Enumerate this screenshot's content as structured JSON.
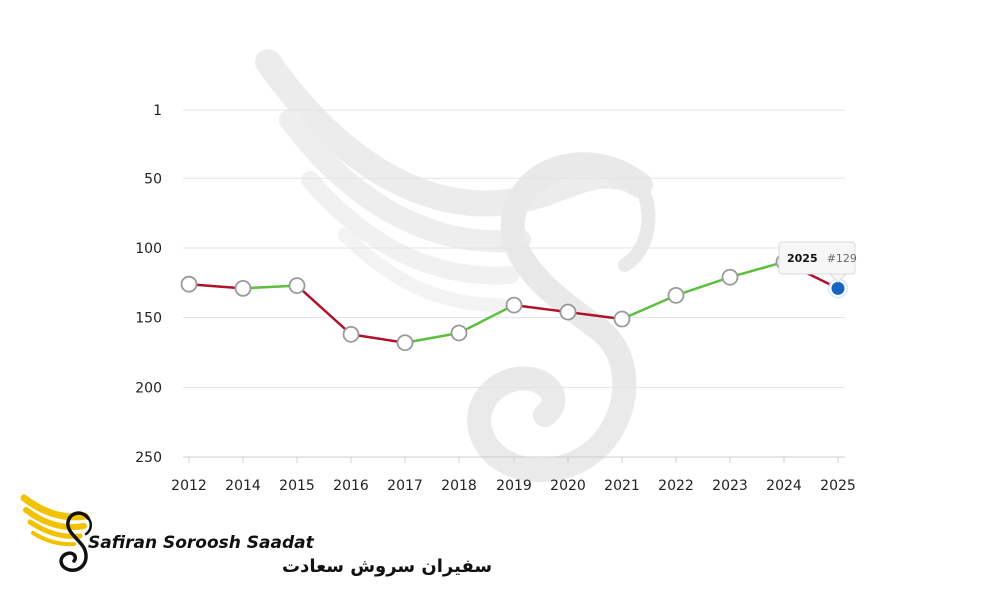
{
  "chart_data": {
    "type": "line",
    "y_reversed": true,
    "ylim": [
      1,
      250
    ],
    "y_ticks": [
      "1",
      "50",
      "100",
      "150",
      "200",
      "250"
    ],
    "categories": [
      "2012",
      "2014",
      "2015",
      "2016",
      "2017",
      "2018",
      "2019",
      "2020",
      "2021",
      "2022",
      "2023",
      "2024",
      "2025"
    ],
    "values": [
      126,
      129,
      127,
      162,
      168,
      161,
      141,
      146,
      151,
      134,
      121,
      110,
      129
    ],
    "grid": true,
    "legend": "none",
    "colors": {
      "worse": "#b0102a",
      "better": "#5dbf3f",
      "point_fill": "#ffffff",
      "point_stroke": "#999999",
      "highlight": "#1565c0"
    },
    "tooltip": {
      "year": "2025",
      "rank": "#129"
    }
  },
  "logo": {
    "latin": "Safiran Soroosh Saadat",
    "farsi": "سفیران سروش سعادت",
    "colors": {
      "wing": "#f2c100",
      "ink": "#111111"
    }
  },
  "watermark": {
    "color": "#e6e6e6"
  }
}
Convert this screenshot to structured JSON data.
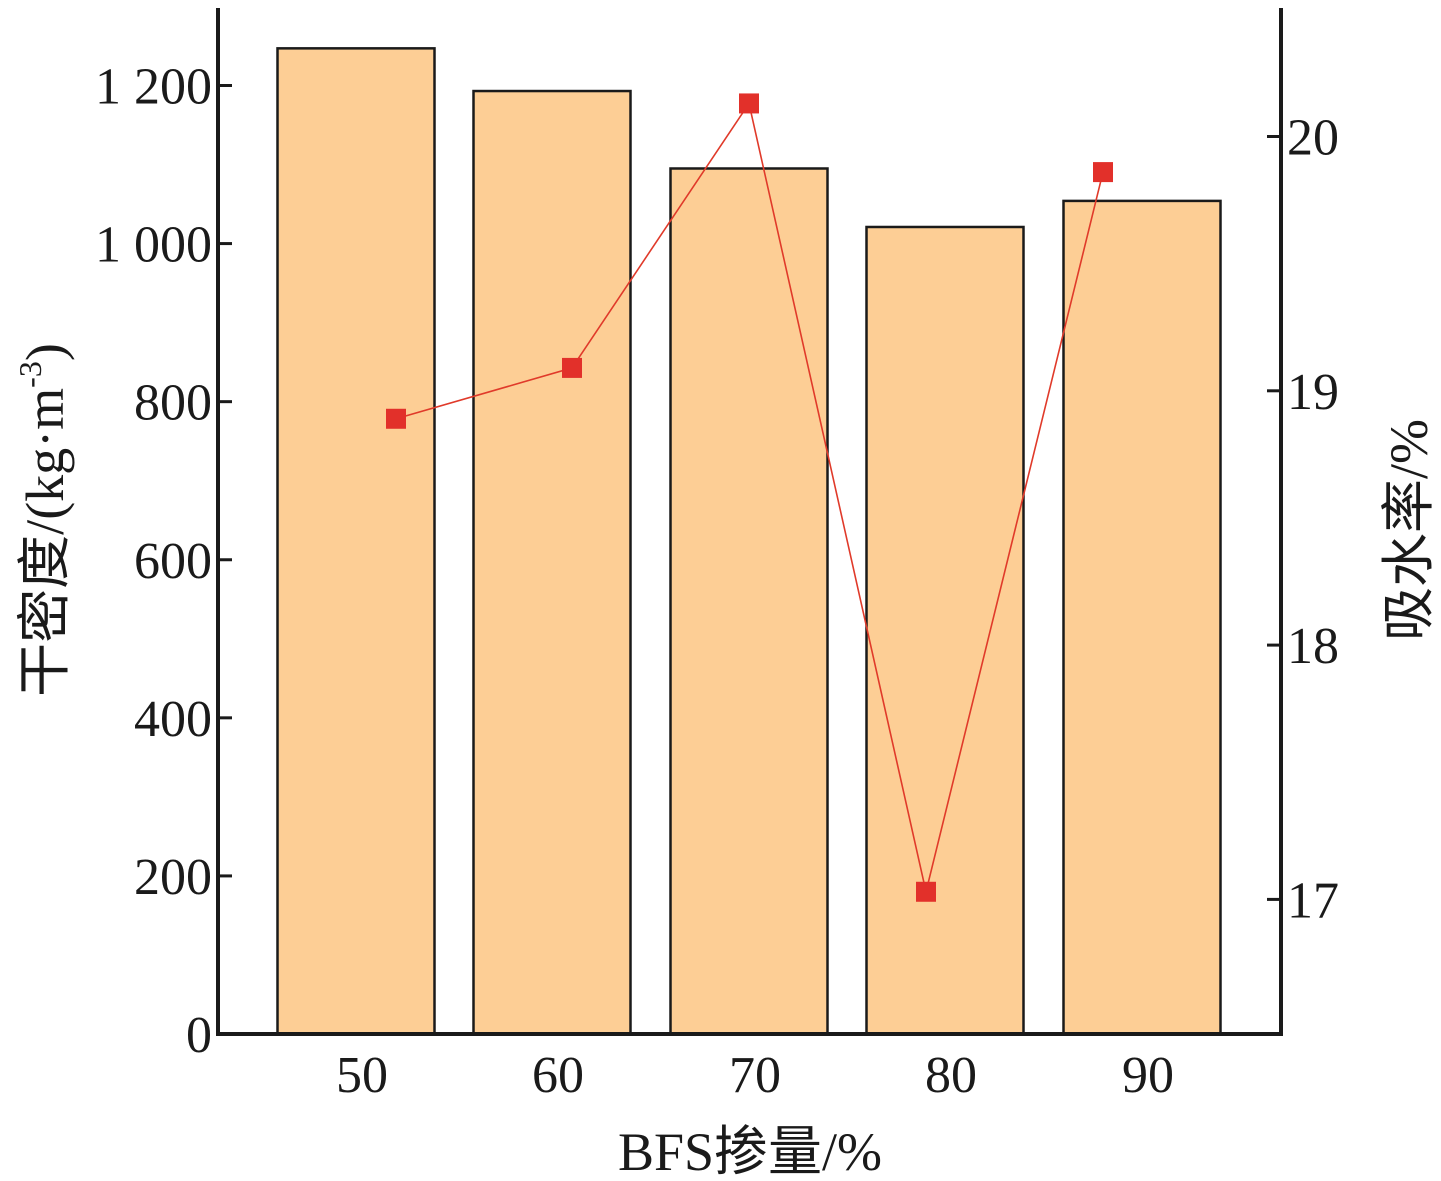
{
  "chart_data": {
    "type": "bar",
    "xlabel": "BFS掺量/%",
    "ylabel_left_main": "干密度/(kg·m",
    "ylabel_left_sup": "-3",
    "ylabel_left_close": ")",
    "ylabel_right": "吸水率/%",
    "categories": [
      "50",
      "60",
      "70",
      "80",
      "90"
    ],
    "left_axis": {
      "ylim": [
        0,
        1300
      ],
      "ticks": [
        0,
        200,
        400,
        600,
        800,
        1000,
        1200
      ],
      "tick_labels": [
        "0",
        "200",
        "400",
        "600",
        "800",
        "1 000",
        "1 200"
      ]
    },
    "right_axis": {
      "ylim": [
        16.5,
        20.5
      ],
      "ticks": [
        17,
        18,
        19,
        20
      ],
      "tick_labels": [
        "17",
        "18",
        "19",
        "20"
      ]
    },
    "series": [
      {
        "type": "bar",
        "axis": "left",
        "values": [
          1247,
          1193,
          1095,
          1021,
          1054
        ]
      },
      {
        "type": "line",
        "axis": "right",
        "values": [
          18.89,
          19.09,
          20.13,
          17.03,
          19.86
        ]
      }
    ],
    "colors": {
      "bar": "#fdce95",
      "line": "#e03a2a",
      "marker": "#e2302a",
      "axis": "#1a1a1a"
    }
  }
}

□ □ □ □ □ □ □

» **WHAT TO DO**:
Go through the data above and transcribe it in full, omitting any image.

» **EXERCISE RESULT**:
Enumerate this screenshot's content as structured JSON.
{
  "chart_data": {
    "type": "line",
    "y_reversed": true,
    "ylim": [
      1,
      250
    ],
    "y_ticks": [
      "1",
      "50",
      "100",
      "150",
      "200",
      "250"
    ],
    "categories": [
      "2012",
      "2014",
      "2015",
      "2016",
      "2017",
      "2018",
      "2019",
      "2020",
      "2021",
      "2022",
      "2023",
      "2024",
      "2025"
    ],
    "values": [
      126,
      129,
      127,
      162,
      168,
      161,
      141,
      146,
      151,
      134,
      121,
      110,
      129
    ],
    "grid": true,
    "legend": "none",
    "colors": {
      "worse": "#b0102a",
      "better": "#5dbf3f",
      "point_fill": "#ffffff",
      "point_stroke": "#999999",
      "highlight": "#1565c0"
    },
    "tooltip": {
      "year": "2025",
      "rank": "#129"
    }
  },
  "logo": {
    "latin": "Safiran Soroosh Saadat",
    "farsi": "سفیران سروش سعادت",
    "colors": {
      "wing": "#f2c100",
      "ink": "#111111"
    }
  },
  "watermark": {
    "color": "#e6e6e6"
  }
}
Convert this screenshot to structured JSON data.
{
  "chart_data": {
    "type": "bar",
    "xlabel": "BFS掺量/%",
    "ylabel_left_main": "干密度/(kg·m",
    "ylabel_left_sup": "-3",
    "ylabel_left_close": ")",
    "ylabel_right": "吸水率/%",
    "categories": [
      "50",
      "60",
      "70",
      "80",
      "90"
    ],
    "left_axis": {
      "ylim": [
        0,
        1300
      ],
      "ticks": [
        0,
        200,
        400,
        600,
        800,
        1000,
        1200
      ],
      "tick_labels": [
        "0",
        "200",
        "400",
        "600",
        "800",
        "1 000",
        "1 200"
      ]
    },
    "right_axis": {
      "ylim": [
        16.5,
        20.5
      ],
      "ticks": [
        17,
        18,
        19,
        20
      ],
      "tick_labels": [
        "17",
        "18",
        "19",
        "20"
      ]
    },
    "series": [
      {
        "type": "bar",
        "axis": "left",
        "values": [
          1247,
          1193,
          1095,
          1021,
          1054
        ]
      },
      {
        "type": "line",
        "axis": "right",
        "values": [
          18.89,
          19.09,
          20.13,
          17.03,
          19.86
        ]
      }
    ],
    "colors": {
      "bar": "#fdce95",
      "line": "#e03a2a",
      "marker": "#e2302a",
      "axis": "#1a1a1a"
    }
  }
}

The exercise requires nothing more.